[Stored data entries]
----------
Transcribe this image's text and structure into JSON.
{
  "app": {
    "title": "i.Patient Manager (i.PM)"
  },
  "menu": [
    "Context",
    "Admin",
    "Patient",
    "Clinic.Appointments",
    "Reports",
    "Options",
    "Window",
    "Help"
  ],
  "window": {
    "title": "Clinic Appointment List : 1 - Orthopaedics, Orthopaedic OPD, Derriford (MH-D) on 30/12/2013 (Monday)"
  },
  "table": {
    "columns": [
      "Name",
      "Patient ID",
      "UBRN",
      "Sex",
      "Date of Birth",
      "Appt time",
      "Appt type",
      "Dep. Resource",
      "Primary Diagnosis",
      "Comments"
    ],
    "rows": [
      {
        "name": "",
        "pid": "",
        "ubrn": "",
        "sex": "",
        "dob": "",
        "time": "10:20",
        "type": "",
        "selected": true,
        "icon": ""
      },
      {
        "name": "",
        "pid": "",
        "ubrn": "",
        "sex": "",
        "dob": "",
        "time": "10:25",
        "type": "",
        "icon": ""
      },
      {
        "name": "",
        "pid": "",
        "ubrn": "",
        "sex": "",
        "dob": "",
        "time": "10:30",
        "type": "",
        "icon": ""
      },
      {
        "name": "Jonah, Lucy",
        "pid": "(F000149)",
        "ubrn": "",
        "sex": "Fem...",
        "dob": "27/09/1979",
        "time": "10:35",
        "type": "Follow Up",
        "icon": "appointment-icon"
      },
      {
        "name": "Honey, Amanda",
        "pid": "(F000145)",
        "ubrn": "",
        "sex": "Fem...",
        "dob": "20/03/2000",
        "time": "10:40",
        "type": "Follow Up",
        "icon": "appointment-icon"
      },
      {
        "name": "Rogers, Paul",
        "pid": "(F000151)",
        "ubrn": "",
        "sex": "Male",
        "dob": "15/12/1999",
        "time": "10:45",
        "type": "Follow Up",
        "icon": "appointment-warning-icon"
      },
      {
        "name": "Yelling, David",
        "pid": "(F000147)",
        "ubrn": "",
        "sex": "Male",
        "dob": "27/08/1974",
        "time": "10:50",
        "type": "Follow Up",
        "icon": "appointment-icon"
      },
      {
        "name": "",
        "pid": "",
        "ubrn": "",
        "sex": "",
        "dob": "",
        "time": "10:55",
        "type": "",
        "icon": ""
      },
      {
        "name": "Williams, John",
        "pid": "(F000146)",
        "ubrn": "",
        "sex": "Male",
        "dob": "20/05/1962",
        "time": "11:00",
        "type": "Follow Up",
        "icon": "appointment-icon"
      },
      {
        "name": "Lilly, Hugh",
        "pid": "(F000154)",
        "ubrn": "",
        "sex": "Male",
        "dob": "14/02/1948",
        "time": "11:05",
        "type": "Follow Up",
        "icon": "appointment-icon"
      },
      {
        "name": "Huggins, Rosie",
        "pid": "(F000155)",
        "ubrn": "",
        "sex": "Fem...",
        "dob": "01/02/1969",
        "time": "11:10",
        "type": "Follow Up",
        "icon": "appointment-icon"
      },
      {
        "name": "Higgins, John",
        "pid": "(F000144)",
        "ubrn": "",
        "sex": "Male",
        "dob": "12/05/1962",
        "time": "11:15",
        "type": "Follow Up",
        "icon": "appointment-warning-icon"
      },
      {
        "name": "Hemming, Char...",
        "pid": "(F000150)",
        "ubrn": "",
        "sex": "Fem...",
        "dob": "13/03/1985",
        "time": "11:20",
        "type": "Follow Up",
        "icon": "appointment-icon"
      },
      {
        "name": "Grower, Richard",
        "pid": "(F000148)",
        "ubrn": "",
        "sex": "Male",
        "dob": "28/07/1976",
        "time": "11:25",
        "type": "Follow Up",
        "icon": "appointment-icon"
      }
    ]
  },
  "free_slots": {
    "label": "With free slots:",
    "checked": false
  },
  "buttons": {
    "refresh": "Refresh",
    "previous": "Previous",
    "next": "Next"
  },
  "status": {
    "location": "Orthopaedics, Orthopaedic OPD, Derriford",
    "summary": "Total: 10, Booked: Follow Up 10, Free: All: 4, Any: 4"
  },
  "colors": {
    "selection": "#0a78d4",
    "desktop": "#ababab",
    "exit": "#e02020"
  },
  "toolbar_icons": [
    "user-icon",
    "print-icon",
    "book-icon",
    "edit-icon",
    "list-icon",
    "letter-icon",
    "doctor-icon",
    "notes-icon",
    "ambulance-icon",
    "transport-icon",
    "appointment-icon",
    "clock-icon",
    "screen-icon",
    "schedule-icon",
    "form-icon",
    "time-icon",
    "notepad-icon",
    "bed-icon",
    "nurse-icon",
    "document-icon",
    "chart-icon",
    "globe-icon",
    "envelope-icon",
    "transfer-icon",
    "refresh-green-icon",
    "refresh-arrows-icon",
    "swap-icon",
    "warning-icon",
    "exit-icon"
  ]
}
----------
*PROBLEM TO WORK ON*.
Transcribe the data above in full, exactly.

*THE RESULT*.
Transcribe this image's text and structure into JSON.
{
  "app": {
    "title": "i.Patient Manager (i.PM)"
  },
  "menu": [
    "Context",
    "Admin",
    "Patient",
    "Clinic.Appointments",
    "Reports",
    "Options",
    "Window",
    "Help"
  ],
  "window": {
    "title": "Clinic Appointment List : 1 - Orthopaedics, Orthopaedic OPD, Derriford (MH-D) on 30/12/2013 (Monday)"
  },
  "table": {
    "columns": [
      "Name",
      "Patient ID",
      "UBRN",
      "Sex",
      "Date of Birth",
      "Appt time",
      "Appt type",
      "Dep. Resource",
      "Primary Diagnosis",
      "Comments"
    ],
    "rows": [
      {
        "name": "",
        "pid": "",
        "ubrn": "",
        "sex": "",
        "dob": "",
        "time": "10:20",
        "type": "",
        "selected": true,
        "icon": ""
      },
      {
        "name": "",
        "pid": "",
        "ubrn": "",
        "sex": "",
        "dob": "",
        "time": "10:25",
        "type": "",
        "icon": ""
      },
      {
        "name": "",
        "pid": "",
        "ubrn": "",
        "sex": "",
        "dob": "",
        "time": "10:30",
        "type": "",
        "icon": ""
      },
      {
        "name": "Jonah, Lucy",
        "pid": "(F000149)",
        "ubrn": "",
        "sex": "Fem...",
        "dob": "27/09/1979",
        "time": "10:35",
        "type": "Follow Up",
        "icon": "appointment-icon"
      },
      {
        "name": "Honey, Amanda",
        "pid": "(F000145)",
        "ubrn": "",
        "sex": "Fem...",
        "dob": "20/03/2000",
        "time": "10:40",
        "type": "Follow Up",
        "icon": "appointment-icon"
      },
      {
        "name": "Rogers, Paul",
        "pid": "(F000151)",
        "ubrn": "",
        "sex": "Male",
        "dob": "15/12/1999",
        "time": "10:45",
        "type": "Follow Up",
        "icon": "appointment-warning-icon"
      },
      {
        "name": "Yelling, David",
        "pid": "(F000147)",
        "ubrn": "",
        "sex": "Male",
        "dob": "27/08/1974",
        "time": "10:50",
        "type": "Follow Up",
        "icon": "appointment-icon"
      },
      {
        "name": "",
        "pid": "",
        "ubrn": "",
        "sex": "",
        "dob": "",
        "time": "10:55",
        "type": "",
        "icon": ""
      },
      {
        "name": "Williams, John",
        "pid": "(F000146)",
        "ubrn": "",
        "sex": "Male",
        "dob": "20/05/1962",
        "time": "11:00",
        "type": "Follow Up",
        "icon": "appointment-icon"
      },
      {
        "name": "Lilly, Hugh",
        "pid": "(F000154)",
        "ubrn": "",
        "sex": "Male",
        "dob": "14/02/1948",
        "time": "11:05",
        "type": "Follow Up",
        "icon": "appointment-icon"
      },
      {
        "name": "Huggins, Rosie",
        "pid": "(F000155)",
        "ubrn": "",
        "sex": "Fem...",
        "dob": "01/02/1969",
        "time": "11:10",
        "type": "Follow Up",
        "icon": "appointment-icon"
      },
      {
        "name": "Higgins, John",
        "pid": "(F000144)",
        "ubrn": "",
        "sex": "Male",
        "dob": "12/05/1962",
        "time": "11:15",
        "type": "Follow Up",
        "icon": "appointment-warning-icon"
      },
      {
        "name": "Hemming, Char...",
        "pid": "(F000150)",
        "ubrn": "",
        "sex": "Fem...",
        "dob": "13/03/1985",
        "time": "11:20",
        "type": "Follow Up",
        "icon": "appointment-icon"
      },
      {
        "name": "Grower, Richard",
        "pid": "(F000148)",
        "ubrn": "",
        "sex": "Male",
        "dob": "28/07/1976",
        "time": "11:25",
        "type": "Follow Up",
        "icon": "appointment-icon"
      }
    ]
  },
  "free_slots": {
    "label": "With free slots:",
    "checked": false
  },
  "buttons": {
    "refresh": "Refresh",
    "previous": "Previous",
    "next": "Next"
  },
  "status": {
    "location": "Orthopaedics, Orthopaedic OPD, Derriford",
    "summary": "Total: 10, Booked: Follow Up 10, Free: All: 4, Any: 4"
  },
  "colors": {
    "selection": "#0a78d4",
    "desktop": "#ababab",
    "exit": "#e02020"
  },
  "toolbar_icons": [
    "user-icon",
    "print-icon",
    "book-icon",
    "edit-icon",
    "list-icon",
    "letter-icon",
    "doctor-icon",
    "notes-icon",
    "ambulance-icon",
    "transport-icon",
    "appointment-icon",
    "clock-icon",
    "screen-icon",
    "schedule-icon",
    "form-icon",
    "time-icon",
    "notepad-icon",
    "bed-icon",
    "nurse-icon",
    "document-icon",
    "chart-icon",
    "globe-icon",
    "envelope-icon",
    "transfer-icon",
    "refresh-green-icon",
    "refresh-arrows-icon",
    "swap-icon",
    "warning-icon",
    "exit-icon"
  ]
}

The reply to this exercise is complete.